### THE RECORDS

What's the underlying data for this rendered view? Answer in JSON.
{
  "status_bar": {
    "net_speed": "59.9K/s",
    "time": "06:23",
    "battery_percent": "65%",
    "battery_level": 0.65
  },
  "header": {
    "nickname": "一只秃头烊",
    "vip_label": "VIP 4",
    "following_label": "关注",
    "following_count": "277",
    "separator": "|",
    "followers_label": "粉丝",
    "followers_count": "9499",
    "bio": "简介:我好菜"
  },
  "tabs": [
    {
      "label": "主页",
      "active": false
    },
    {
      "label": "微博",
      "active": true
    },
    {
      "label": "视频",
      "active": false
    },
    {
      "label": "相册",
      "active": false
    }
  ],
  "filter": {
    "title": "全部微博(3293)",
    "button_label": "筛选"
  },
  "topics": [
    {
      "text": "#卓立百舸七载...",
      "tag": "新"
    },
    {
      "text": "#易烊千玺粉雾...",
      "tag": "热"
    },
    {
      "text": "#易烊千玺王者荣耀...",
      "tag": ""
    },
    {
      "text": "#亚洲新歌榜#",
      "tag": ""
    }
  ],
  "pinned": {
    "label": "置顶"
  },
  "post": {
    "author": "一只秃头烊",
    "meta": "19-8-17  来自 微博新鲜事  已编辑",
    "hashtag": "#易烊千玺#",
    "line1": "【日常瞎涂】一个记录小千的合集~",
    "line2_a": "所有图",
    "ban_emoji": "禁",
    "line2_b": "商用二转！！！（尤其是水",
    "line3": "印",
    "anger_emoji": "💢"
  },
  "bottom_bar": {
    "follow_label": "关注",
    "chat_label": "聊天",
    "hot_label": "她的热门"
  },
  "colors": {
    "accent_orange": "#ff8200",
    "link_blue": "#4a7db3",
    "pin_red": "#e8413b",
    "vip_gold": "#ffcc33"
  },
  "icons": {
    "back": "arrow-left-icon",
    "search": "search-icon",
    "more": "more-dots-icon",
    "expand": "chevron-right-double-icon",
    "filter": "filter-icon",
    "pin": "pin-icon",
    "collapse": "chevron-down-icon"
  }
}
==
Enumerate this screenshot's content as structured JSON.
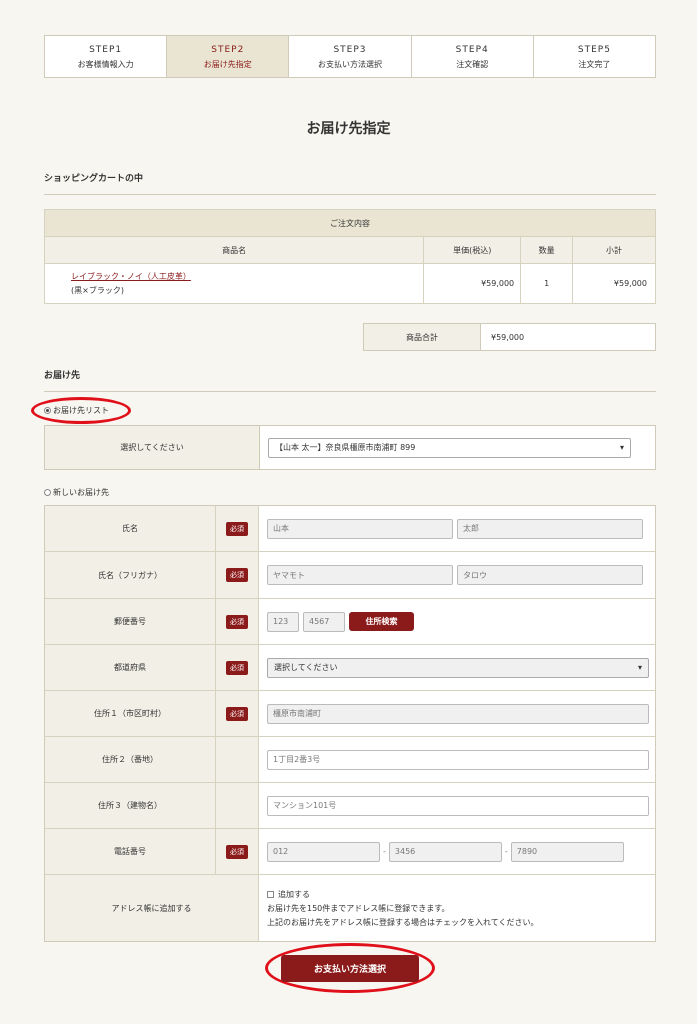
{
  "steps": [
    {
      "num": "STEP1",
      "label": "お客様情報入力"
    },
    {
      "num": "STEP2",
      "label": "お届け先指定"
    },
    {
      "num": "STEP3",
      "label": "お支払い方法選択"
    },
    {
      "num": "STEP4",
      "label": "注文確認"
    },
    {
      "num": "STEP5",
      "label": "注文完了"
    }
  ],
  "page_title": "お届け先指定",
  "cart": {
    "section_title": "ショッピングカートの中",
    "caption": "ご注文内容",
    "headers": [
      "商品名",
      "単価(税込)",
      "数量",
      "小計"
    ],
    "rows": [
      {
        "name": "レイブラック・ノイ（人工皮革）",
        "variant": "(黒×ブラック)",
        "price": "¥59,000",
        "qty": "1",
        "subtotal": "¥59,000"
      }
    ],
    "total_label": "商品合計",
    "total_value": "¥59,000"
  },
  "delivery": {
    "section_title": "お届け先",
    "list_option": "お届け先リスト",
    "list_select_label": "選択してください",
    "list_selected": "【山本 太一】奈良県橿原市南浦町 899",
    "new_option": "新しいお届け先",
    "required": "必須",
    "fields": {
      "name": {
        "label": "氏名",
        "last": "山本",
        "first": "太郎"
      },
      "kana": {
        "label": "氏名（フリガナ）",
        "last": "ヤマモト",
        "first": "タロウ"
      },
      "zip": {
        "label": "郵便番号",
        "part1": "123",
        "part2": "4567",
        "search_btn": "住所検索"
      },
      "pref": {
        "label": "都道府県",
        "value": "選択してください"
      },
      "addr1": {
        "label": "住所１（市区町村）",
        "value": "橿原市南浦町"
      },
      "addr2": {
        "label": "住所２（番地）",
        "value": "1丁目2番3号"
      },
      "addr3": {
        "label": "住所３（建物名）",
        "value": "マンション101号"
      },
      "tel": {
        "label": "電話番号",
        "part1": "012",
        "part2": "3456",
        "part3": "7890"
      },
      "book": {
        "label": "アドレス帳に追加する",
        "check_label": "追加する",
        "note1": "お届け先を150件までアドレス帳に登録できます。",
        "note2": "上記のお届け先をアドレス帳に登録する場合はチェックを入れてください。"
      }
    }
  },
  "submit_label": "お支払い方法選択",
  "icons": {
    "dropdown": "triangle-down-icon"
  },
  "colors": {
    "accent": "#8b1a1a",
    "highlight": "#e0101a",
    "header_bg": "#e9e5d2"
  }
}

### WHAT NEEDS TO BE DONE
Identify the lines above with the word "JSON". Copy them.

### FINAL RESULT
What's the underlying data for this rendered view? Answer in JSON.
Enumerate this screenshot's content as structured JSON.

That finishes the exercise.